Items from a dataset:
━━━━
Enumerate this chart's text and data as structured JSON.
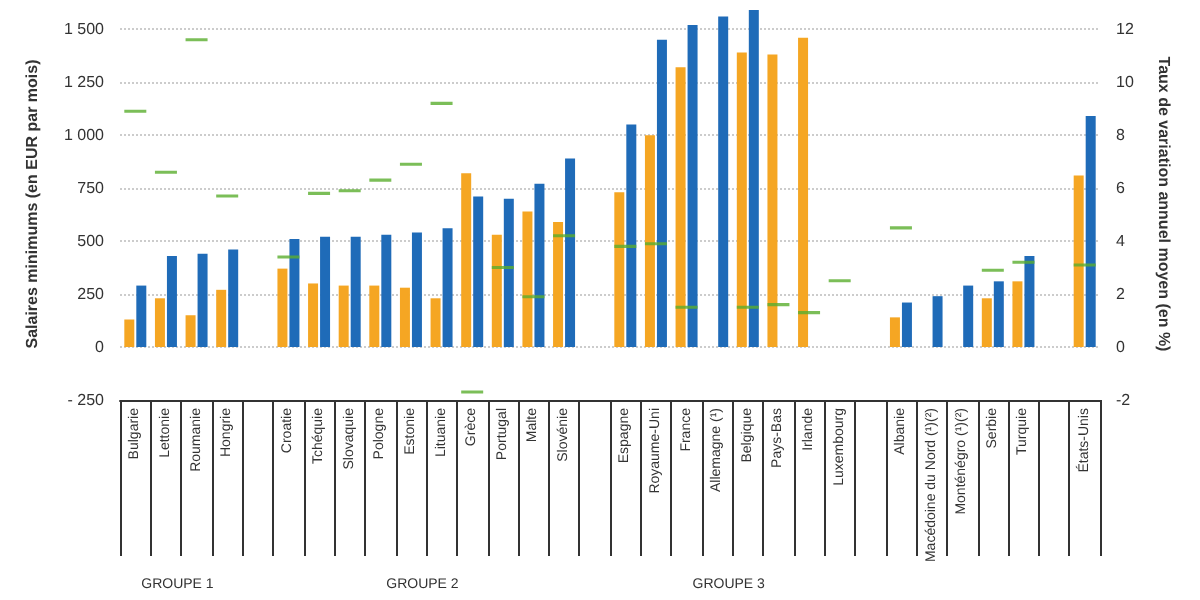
{
  "chart_data": {
    "type": "bar",
    "ylabel": "Salaires minimums (en EUR par mois)",
    "y2label": "Taux de variation annuel moyen (en %)",
    "categories": [
      "Bulgarie",
      "Lettonie",
      "Roumanie",
      "Hongrie",
      null,
      "Croatie",
      "Tchéquie",
      "Slovaquie",
      "Pologne",
      "Estonie",
      "Lituanie",
      "Grèce",
      "Portugal",
      "Malte",
      "Slovénie",
      null,
      "Espagne",
      "Royaume-Uni",
      "France",
      "Allemagne (¹)",
      "Belgique",
      "Pays-Bas",
      "Irlande",
      "Luxembourg",
      null,
      "Albanie",
      "Macédoine du Nord (¹)(²)",
      "Monténégro (¹)(²)",
      "Serbie",
      "Turquie",
      null,
      "États-Unis"
    ],
    "series": [
      {
        "color": "#f5a623",
        "values": [
          130,
          230,
          150,
          270,
          null,
          370,
          300,
          290,
          290,
          280,
          230,
          820,
          530,
          640,
          590,
          null,
          730,
          1000,
          1320,
          null,
          1390,
          1380,
          1460,
          null,
          null,
          140,
          null,
          null,
          230,
          310,
          null,
          810
        ]
      },
      {
        "color": "#1f6bb8",
        "values": [
          290,
          430,
          440,
          460,
          null,
          510,
          520,
          520,
          530,
          540,
          560,
          710,
          700,
          770,
          890,
          null,
          1050,
          1450,
          1520,
          1560,
          1590,
          null,
          null,
          null,
          null,
          210,
          240,
          290,
          310,
          430,
          null,
          1090
        ]
      },
      {
        "type": "scatter",
        "axis": "y2",
        "color": "#5aae2e",
        "values": [
          8.9,
          6.6,
          11.6,
          5.7,
          null,
          3.4,
          5.8,
          5.9,
          6.3,
          6.9,
          9.2,
          -1.7,
          3.0,
          1.9,
          4.2,
          null,
          3.8,
          3.9,
          1.5,
          null,
          1.5,
          1.6,
          1.3,
          2.5,
          null,
          4.5,
          null,
          null,
          2.9,
          3.2,
          null,
          3.1
        ]
      }
    ],
    "ylim": [
      -250,
      1600
    ],
    "yticks": [
      {
        "value": -250,
        "label": "- 250"
      },
      0,
      250,
      500,
      750,
      {
        "value": 1000,
        "label": "1 000"
      },
      {
        "value": 1250,
        "label": "1 250"
      },
      {
        "value": 1500,
        "label": "1 500"
      }
    ],
    "y2lim": [
      -2,
      12.8
    ],
    "y2ticks": [
      -2,
      0,
      2,
      4,
      6,
      8,
      10,
      12
    ],
    "grid": "y",
    "annotations": [
      "GROUPE 1",
      "GROUPE 2",
      "GROUPE 3"
    ]
  }
}
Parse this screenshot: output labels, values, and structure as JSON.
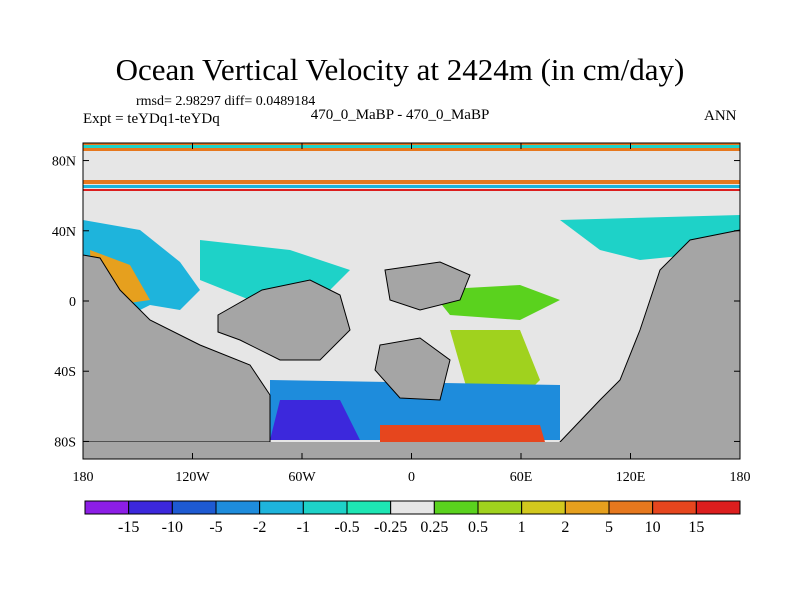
{
  "header": {
    "title": "Ocean Vertical Velocity at 2424m (in cm/day)",
    "stats": "rmsd= 2.98297 diff= 0.0489184",
    "expt": "Expt = teYDq1-teYDq",
    "center_label": "470_0_MaBP - 470_0_MaBP",
    "season": "ANN"
  },
  "chart_data": {
    "type": "heatmap",
    "title": "Ocean Vertical Velocity at 2424m (in cm/day)",
    "xlabel": "",
    "ylabel": "",
    "xlim": [
      -180,
      180
    ],
    "ylim": [
      -90,
      90
    ],
    "x_ticks": [
      {
        "value": -180,
        "label": "180"
      },
      {
        "value": -120,
        "label": "120W"
      },
      {
        "value": -60,
        "label": "60W"
      },
      {
        "value": 0,
        "label": "0"
      },
      {
        "value": 60,
        "label": "60E"
      },
      {
        "value": 120,
        "label": "120E"
      },
      {
        "value": 180,
        "label": "180"
      }
    ],
    "y_ticks": [
      {
        "value": 80,
        "label": "80N"
      },
      {
        "value": 40,
        "label": "40N"
      },
      {
        "value": 0,
        "label": "0"
      },
      {
        "value": -40,
        "label": "40S"
      },
      {
        "value": -80,
        "label": "80S"
      }
    ],
    "land_color": "#a5a5a5",
    "colorbar": {
      "labels": [
        "-15",
        "-10",
        "-5",
        "-2",
        "-1",
        "-0.5",
        "-0.25",
        "0.25",
        "0.5",
        "1",
        "2",
        "5",
        "10",
        "15"
      ],
      "colors": [
        "#8c1ee6",
        "#3c28dc",
        "#1e5ad2",
        "#1e8cdc",
        "#1eb4dc",
        "#1ed2c8",
        "#1ee6b4",
        "#e6e6e6",
        "#5ad21e",
        "#a0d21e",
        "#d2c81e",
        "#e6a01e",
        "#e6781e",
        "#e6461e",
        "#dc1e1e"
      ]
    }
  }
}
━━━━
**Task directions**
Identify and copy all lines with the word "JSON".

**In response**
Enumerate this chart's text and data as structured JSON.
Parse this screenshot: output labels, values, and structure as JSON.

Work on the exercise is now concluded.